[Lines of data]
=======
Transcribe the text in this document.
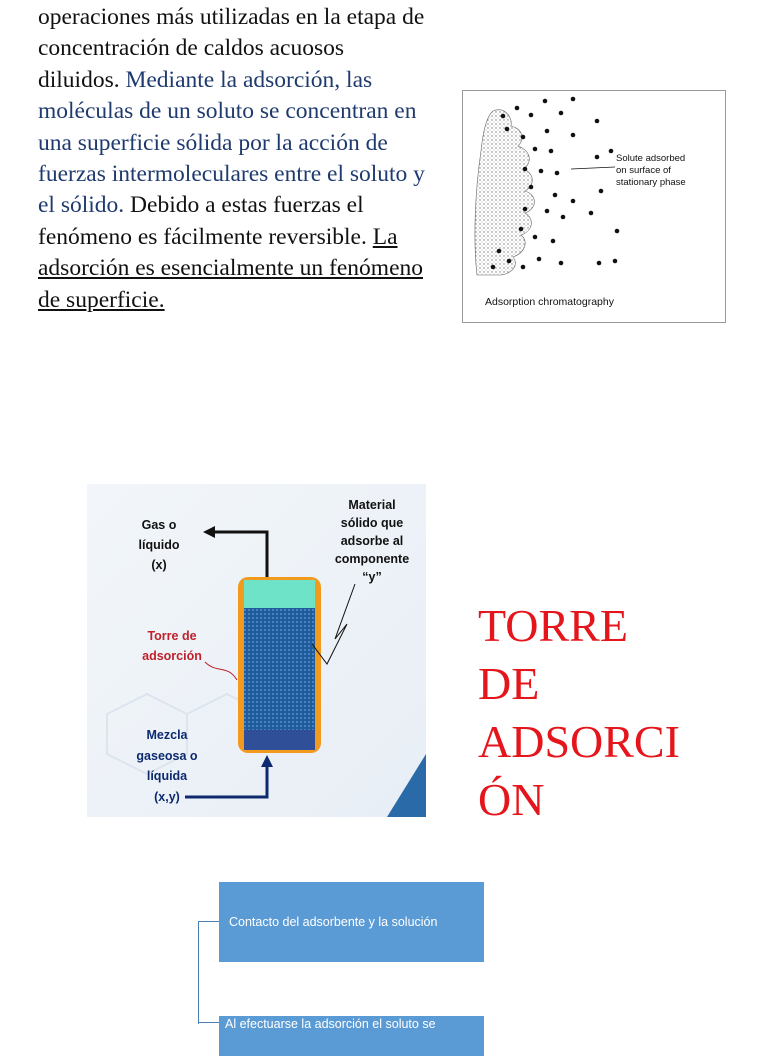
operaciones más utilizadas en la etapa de concentración de caldos acuosos diluidos. Mediante la adsorción, las moléculas de un soluto se concentran en una superficie sólida por la acción de fuerzas intermoleculares entre el soluto y el sólido. Debido a estas fuerzas el fenómeno es fácilmente reversible. La adsorción es esencialmente un fenómeno de superficie.
Solute adsorbed
on surface of
stationary phase
Adsorption chromatography
Gas o
líquido
(x)
Material
sólido que
adsorbe al
componente
“y”
Torre de
adsorción
Mezcla
gaseosa o
líquida
(x,y)
TORRE
DE
ADSORCI
ÓN
Contacto del adsorbente y la solución
Al efectuarse la adsorción el soluto se
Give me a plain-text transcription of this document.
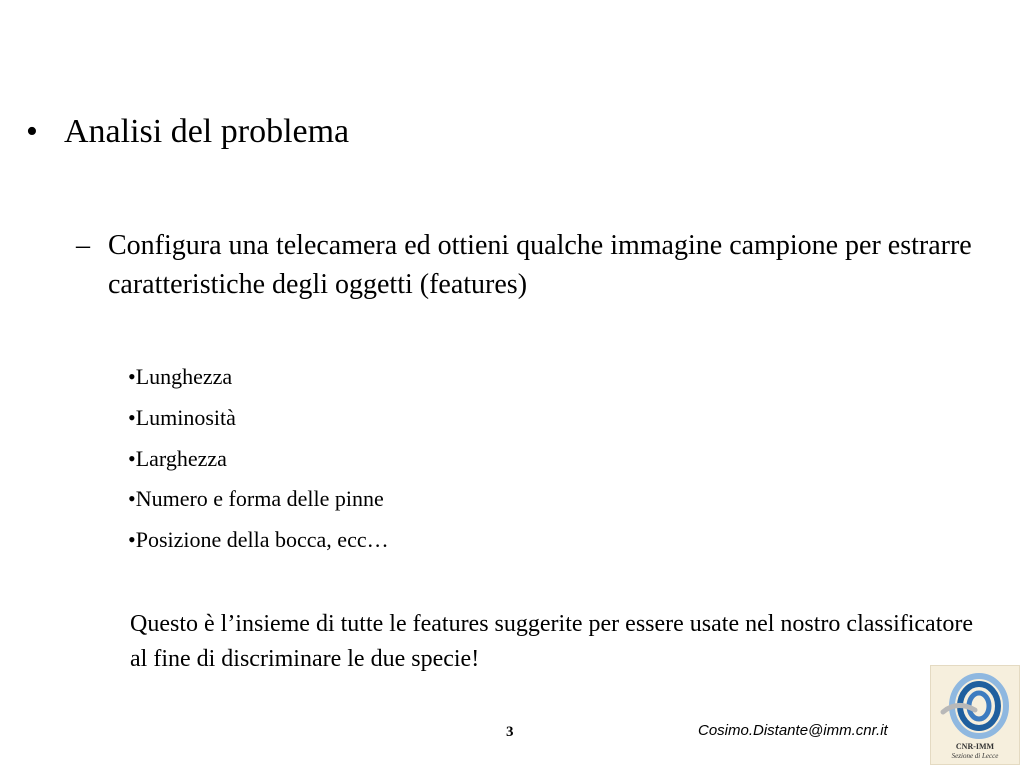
• Analisi del problema
– Configura una telecamera ed ottieni qualche immagine campione per estrarre caratteristiche degli oggetti (features)
•Lunghezza
•Luminosità
•Larghezza
•Numero e forma delle pinne
•Posizione della bocca, ecc…
Questo è l’insieme di tutte le features suggerite per essere usate nel nostro classificatore al fine di discriminare le due specie!
3	Cosimo.Distante@imm.cnr.it
CNR-IMM
Sezione di Lecce
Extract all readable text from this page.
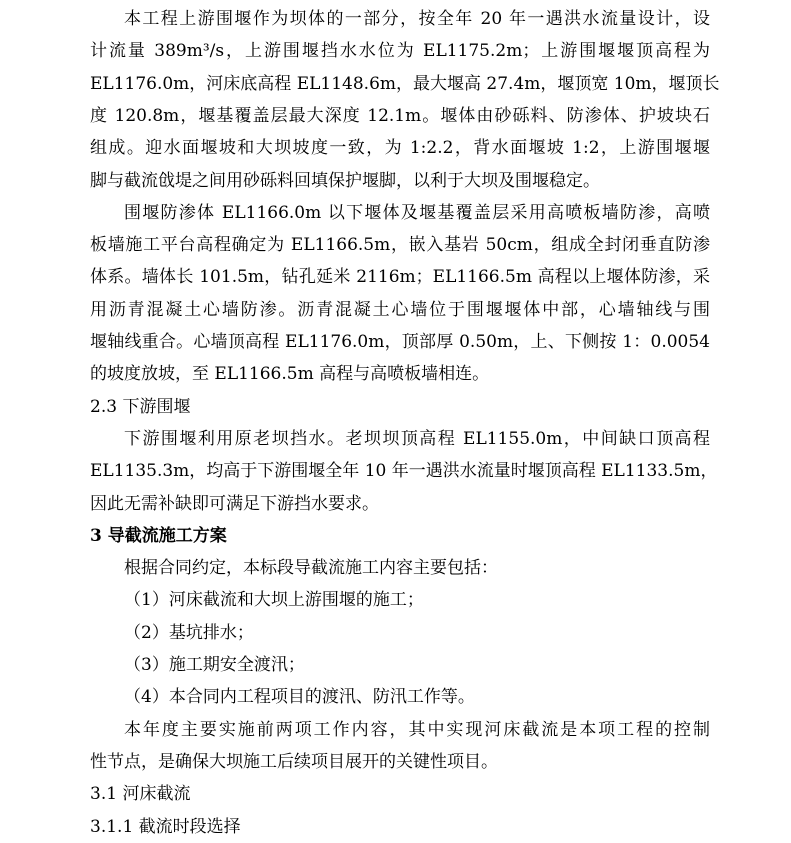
本工程上游围堰作为坝体的一部分，按全年 20 年一遇洪水流量设计，设
计流量 389m³/s，上游围堰挡水水位为 EL1175.2m；上游围堰堰顶高程为
EL1176.0m，河床底高程 EL1148.6m，最大堰高 27.4m，堰顶宽 10m，堰顶长
度 120.8m，堰基覆盖层最大深度 12.1m。堰体由砂砾料、防渗体、护坡块石
组成。迎水面堰坡和大坝坡度一致，为 1:2.2，背水面堰坡 1:2，上游围堰堰
脚与截流戗堤之间用砂砾料回填保护堰脚，以利于大坝及围堰稳定。
围堰防渗体 EL1166.0m 以下堰体及堰基覆盖层采用高喷板墙防渗，高喷
板墙施工平台高程确定为 EL1166.5m，嵌入基岩 50cm，组成全封闭垂直防渗
体系。墙体长 101.5m，钻孔延米 2116m；EL1166.5m 高程以上堰体防渗，采
用沥青混凝土心墙防渗。沥青混凝土心墙位于围堰堰体中部，心墙轴线与围
堰轴线重合。心墙顶高程 EL1176.0m，顶部厚 0.50m，上、下侧按 1：0.0054
的坡度放坡，至 EL1166.5m 高程与高喷板墙相连。
2.3 下游围堰
下游围堰利用原老坝挡水。老坝坝顶高程 EL1155.0m，中间缺口顶高程
EL1135.3m，均高于下游围堰全年 10 年一遇洪水流量时堰顶高程 EL1133.5m，
因此无需补缺即可满足下游挡水要求。
3 导截流施工方案
根据合同约定，本标段导截流施工内容主要包括：
（1）河床截流和大坝上游围堰的施工；
（2）基坑排水；
（3）施工期安全渡汛；
（4）本合同内工程项目的渡汛、防汛工作等。
本年度主要实施前两项工作内容，其中实现河床截流是本项工程的控制
性节点，是确保大坝施工后续项目展开的关键性项目。
3.1 河床截流
3.1.1 截流时段选择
=======
== Aim of the exercise ==
Everything from the line that contains "Give me a plain-text" to the final line of the data is to be duplicated exactly, both ends included, except the pictures.

== In response ==
Give me a plain-text transcription of this document.
• Analisi del problema
– Configura una telecamera ed ottieni qualche immagine campione per estrarre caratteristiche degli oggetti (features)
•Lunghezza
•Luminosità
•Larghezza
•Numero e forma delle pinne
•Posizione della bocca, ecc…
Questo è l’insieme di tutte le features suggerite per essere usate nel nostro classificatore al fine di discriminare le due specie!
3	Cosimo.Distante@imm.cnr.it
CNR-IMM
Sezione di Lecce
Extract all readable text from this page.
本工程上游围堰作为坝体的一部分，按全年 20 年一遇洪水流量设计，设
计流量 389m³/s，上游围堰挡水水位为 EL1175.2m；上游围堰堰顶高程为
EL1176.0m，河床底高程 EL1148.6m，最大堰高 27.4m，堰顶宽 10m，堰顶长
度 120.8m，堰基覆盖层最大深度 12.1m。堰体由砂砾料、防渗体、护坡块石
组成。迎水面堰坡和大坝坡度一致，为 1:2.2，背水面堰坡 1:2，上游围堰堰
脚与截流戗堤之间用砂砾料回填保护堰脚，以利于大坝及围堰稳定。
围堰防渗体 EL1166.0m 以下堰体及堰基覆盖层采用高喷板墙防渗，高喷
板墙施工平台高程确定为 EL1166.5m，嵌入基岩 50cm，组成全封闭垂直防渗
体系。墙体长 101.5m，钻孔延米 2116m；EL1166.5m 高程以上堰体防渗，采
用沥青混凝土心墙防渗。沥青混凝土心墙位于围堰堰体中部，心墙轴线与围
堰轴线重合。心墙顶高程 EL1176.0m，顶部厚 0.50m，上、下侧按 1：0.0054
的坡度放坡，至 EL1166.5m 高程与高喷板墙相连。
2.3 下游围堰
下游围堰利用原老坝挡水。老坝坝顶高程 EL1155.0m，中间缺口顶高程
EL1135.3m，均高于下游围堰全年 10 年一遇洪水流量时堰顶高程 EL1133.5m，
因此无需补缺即可满足下游挡水要求。
3 导截流施工方案
根据合同约定，本标段导截流施工内容主要包括：
（1）河床截流和大坝上游围堰的施工；
（2）基坑排水；
（3）施工期安全渡汛；
（4）本合同内工程项目的渡汛、防汛工作等。
本年度主要实施前两项工作内容，其中实现河床截流是本项工程的控制
性节点，是确保大坝施工后续项目展开的关键性项目。
3.1 河床截流
3.1.1 截流时段选择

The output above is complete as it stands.